◆ Exercise aim:
Within the material below, find each line bearing the word "золотника" and present it.

◆ Excerpted records:

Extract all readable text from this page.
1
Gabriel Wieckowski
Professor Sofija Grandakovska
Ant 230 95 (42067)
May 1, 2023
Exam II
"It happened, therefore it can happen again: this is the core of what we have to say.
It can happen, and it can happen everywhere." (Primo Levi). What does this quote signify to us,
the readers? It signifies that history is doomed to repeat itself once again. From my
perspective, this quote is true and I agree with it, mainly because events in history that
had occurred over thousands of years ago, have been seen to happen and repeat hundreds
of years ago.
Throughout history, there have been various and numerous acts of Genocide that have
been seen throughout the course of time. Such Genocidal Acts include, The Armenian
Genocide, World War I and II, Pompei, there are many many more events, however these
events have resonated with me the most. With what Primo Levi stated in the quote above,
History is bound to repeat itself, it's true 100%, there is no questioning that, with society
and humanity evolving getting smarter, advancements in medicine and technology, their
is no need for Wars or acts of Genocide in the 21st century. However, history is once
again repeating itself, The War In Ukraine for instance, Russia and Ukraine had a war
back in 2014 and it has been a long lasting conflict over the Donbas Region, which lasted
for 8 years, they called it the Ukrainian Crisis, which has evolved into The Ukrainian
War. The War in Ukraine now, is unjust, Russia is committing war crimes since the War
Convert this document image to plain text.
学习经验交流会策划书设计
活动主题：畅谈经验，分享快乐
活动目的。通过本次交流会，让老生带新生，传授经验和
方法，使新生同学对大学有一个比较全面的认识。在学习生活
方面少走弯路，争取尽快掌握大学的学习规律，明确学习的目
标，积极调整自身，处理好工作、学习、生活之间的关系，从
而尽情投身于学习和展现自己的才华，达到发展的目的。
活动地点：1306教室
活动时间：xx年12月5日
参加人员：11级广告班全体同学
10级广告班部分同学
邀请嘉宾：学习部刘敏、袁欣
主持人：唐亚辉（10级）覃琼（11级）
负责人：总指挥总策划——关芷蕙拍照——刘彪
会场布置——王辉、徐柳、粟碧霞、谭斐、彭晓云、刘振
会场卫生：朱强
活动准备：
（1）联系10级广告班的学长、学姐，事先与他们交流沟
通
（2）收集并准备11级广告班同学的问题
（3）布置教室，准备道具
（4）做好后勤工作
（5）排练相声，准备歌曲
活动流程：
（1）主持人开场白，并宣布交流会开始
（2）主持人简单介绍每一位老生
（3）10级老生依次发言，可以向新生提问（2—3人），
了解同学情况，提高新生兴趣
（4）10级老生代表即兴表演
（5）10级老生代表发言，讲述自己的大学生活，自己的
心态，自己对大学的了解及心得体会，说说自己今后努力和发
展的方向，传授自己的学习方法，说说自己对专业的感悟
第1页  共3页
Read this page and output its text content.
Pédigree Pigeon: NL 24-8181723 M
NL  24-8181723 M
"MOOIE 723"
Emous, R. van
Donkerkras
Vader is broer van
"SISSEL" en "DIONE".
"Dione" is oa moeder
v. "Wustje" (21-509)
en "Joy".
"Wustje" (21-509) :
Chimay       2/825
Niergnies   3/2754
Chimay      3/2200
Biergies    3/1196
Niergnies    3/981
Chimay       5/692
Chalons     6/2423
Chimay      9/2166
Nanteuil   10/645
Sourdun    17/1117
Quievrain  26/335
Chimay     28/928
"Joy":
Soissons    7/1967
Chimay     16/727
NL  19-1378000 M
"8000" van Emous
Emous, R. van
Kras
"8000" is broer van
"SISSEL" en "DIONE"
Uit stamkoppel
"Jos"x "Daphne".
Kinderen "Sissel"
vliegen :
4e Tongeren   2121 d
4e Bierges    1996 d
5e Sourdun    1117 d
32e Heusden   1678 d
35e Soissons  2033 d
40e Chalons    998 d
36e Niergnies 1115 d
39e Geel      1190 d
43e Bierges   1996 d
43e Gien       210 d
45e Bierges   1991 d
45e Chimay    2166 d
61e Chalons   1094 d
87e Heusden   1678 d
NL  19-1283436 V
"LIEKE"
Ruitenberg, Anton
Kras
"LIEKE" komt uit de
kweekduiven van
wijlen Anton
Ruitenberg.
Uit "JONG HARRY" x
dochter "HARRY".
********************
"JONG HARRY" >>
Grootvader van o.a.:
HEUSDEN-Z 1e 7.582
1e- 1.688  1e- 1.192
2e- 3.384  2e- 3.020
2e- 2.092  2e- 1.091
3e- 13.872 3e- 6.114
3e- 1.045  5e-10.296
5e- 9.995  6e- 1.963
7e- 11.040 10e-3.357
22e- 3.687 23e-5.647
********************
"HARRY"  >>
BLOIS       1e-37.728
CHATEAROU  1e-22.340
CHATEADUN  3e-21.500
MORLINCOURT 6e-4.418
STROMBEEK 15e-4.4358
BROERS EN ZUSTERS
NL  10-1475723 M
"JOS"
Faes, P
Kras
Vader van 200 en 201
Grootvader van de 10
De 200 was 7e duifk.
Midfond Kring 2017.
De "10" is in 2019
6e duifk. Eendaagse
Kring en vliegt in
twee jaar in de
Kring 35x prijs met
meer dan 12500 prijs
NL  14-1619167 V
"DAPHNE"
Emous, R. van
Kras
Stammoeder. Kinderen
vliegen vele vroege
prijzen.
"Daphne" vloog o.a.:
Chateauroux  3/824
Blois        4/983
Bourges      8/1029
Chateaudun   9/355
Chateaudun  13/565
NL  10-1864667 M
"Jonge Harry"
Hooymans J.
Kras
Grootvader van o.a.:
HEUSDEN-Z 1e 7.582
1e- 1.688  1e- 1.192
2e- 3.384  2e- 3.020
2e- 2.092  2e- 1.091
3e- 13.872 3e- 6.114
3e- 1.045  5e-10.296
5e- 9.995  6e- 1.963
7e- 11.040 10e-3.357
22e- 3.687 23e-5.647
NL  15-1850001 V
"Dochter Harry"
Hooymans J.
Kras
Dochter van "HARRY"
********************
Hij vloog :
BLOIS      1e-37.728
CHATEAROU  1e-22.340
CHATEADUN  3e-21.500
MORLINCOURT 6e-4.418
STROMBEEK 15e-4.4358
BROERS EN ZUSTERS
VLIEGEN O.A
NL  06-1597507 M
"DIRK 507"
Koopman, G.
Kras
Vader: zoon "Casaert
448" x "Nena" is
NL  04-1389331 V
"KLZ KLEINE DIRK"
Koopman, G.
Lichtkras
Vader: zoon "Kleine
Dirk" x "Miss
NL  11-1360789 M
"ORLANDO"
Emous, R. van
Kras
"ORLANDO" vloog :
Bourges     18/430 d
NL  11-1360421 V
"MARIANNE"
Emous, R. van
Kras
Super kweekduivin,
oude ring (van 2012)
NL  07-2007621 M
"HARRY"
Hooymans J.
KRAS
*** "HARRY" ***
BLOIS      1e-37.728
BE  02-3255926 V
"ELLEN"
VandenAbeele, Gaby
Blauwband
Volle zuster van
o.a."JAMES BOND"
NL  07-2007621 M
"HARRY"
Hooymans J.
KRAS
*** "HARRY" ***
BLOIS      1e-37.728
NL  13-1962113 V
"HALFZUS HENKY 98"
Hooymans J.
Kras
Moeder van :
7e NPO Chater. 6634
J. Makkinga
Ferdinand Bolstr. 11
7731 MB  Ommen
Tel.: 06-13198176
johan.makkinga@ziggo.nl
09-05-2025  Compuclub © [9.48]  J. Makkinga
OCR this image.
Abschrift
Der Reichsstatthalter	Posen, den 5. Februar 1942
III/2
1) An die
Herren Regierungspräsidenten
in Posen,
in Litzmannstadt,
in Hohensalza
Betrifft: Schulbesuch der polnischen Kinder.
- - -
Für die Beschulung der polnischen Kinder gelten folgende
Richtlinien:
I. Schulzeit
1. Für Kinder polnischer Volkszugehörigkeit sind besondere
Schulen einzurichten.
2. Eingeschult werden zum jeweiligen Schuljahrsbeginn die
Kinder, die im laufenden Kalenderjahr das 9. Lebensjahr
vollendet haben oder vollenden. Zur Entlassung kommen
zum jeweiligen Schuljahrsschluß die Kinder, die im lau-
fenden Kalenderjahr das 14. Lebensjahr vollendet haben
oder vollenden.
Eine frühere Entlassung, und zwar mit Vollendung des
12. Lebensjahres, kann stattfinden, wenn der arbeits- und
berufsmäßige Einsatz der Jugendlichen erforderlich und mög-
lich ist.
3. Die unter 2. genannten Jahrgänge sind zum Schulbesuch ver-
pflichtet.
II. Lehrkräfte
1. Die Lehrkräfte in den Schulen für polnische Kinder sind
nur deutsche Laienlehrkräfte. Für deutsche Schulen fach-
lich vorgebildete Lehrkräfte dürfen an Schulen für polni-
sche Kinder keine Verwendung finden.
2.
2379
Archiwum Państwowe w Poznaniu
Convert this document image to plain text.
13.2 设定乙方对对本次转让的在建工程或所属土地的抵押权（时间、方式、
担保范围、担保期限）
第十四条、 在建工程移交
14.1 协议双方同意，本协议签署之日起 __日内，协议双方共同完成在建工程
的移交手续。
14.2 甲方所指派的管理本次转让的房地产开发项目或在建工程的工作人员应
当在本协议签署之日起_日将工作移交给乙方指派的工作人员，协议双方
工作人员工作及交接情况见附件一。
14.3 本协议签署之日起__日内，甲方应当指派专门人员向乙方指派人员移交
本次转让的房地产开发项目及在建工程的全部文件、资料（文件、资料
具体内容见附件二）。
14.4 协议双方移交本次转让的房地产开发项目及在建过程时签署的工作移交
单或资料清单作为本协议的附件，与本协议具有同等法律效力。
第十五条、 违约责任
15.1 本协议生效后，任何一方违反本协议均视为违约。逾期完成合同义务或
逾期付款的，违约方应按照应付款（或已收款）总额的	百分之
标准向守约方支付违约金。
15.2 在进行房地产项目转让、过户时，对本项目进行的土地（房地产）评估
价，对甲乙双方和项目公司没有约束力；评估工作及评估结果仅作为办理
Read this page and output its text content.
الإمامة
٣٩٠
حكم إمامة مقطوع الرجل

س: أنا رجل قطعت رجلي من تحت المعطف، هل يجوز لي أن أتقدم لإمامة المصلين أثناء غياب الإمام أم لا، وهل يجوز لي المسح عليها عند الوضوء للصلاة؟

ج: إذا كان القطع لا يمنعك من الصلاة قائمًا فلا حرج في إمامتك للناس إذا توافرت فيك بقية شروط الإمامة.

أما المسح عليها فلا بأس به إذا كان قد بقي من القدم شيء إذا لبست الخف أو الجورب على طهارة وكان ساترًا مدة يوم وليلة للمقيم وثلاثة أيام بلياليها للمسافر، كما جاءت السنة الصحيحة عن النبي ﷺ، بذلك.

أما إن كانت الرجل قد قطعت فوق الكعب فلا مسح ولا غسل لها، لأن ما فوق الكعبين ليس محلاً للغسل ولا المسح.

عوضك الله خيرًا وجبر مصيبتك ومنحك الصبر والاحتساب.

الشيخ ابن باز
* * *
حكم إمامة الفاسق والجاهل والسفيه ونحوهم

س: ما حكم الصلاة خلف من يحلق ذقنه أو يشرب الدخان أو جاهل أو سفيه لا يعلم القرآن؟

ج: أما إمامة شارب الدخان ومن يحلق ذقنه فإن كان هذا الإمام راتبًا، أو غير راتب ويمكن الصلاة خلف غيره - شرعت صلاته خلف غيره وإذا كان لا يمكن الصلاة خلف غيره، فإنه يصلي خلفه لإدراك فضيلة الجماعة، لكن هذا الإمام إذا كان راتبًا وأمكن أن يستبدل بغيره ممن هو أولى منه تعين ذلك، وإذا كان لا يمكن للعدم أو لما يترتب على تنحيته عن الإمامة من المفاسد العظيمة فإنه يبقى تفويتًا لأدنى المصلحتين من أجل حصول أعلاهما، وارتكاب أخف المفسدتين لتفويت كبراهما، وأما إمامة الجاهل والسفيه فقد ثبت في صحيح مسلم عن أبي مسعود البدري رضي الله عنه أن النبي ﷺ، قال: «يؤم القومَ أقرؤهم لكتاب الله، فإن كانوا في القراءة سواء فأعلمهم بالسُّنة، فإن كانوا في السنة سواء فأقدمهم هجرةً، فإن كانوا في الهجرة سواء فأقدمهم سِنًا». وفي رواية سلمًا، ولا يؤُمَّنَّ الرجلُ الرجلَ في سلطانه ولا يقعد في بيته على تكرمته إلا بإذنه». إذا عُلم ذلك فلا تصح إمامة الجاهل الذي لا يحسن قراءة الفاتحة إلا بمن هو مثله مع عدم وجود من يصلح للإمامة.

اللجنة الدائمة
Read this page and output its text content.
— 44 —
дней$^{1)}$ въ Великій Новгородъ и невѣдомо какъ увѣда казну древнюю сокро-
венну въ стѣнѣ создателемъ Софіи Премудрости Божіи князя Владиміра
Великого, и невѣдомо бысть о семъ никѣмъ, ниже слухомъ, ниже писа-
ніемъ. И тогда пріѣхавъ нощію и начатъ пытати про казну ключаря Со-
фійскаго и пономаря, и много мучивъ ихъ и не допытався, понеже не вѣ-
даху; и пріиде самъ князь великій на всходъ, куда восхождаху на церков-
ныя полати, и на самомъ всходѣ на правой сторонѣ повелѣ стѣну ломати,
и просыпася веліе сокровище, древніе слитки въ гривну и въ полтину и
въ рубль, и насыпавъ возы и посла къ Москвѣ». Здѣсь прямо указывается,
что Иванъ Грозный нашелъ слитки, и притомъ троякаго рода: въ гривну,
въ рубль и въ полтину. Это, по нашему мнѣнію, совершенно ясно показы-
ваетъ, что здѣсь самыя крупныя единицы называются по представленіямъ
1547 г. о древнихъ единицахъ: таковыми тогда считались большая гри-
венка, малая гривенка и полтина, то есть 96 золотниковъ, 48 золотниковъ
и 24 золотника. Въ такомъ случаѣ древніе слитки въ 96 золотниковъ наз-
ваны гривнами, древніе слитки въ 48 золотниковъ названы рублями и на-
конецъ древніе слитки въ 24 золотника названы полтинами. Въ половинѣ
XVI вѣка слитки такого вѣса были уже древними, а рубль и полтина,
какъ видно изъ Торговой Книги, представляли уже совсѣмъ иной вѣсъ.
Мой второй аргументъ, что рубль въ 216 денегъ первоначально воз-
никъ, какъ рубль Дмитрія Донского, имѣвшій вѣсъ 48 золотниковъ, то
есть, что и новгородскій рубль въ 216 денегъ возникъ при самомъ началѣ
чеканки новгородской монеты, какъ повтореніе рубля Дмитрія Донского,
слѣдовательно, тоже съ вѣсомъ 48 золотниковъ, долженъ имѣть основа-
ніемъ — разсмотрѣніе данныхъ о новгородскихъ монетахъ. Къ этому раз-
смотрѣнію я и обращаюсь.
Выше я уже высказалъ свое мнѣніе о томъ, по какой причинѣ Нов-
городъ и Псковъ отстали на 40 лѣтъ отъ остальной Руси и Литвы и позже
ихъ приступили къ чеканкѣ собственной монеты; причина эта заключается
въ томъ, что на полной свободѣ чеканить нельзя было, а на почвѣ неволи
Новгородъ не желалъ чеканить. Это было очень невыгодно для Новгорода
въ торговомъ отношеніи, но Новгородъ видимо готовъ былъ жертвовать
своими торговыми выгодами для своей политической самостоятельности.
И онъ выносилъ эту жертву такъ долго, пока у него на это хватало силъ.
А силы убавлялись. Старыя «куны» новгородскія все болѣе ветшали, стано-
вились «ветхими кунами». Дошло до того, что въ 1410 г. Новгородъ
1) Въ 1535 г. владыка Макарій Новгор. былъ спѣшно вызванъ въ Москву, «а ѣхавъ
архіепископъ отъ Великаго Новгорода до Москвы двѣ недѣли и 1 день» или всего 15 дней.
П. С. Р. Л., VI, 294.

◆ Response below:
и 24 золотника. Въ такомъ случаѣ древніе слитки въ 96 золотниковъ наз-
конецъ древніе слитки въ 24 золотника названы полтинами. Въ половинѣ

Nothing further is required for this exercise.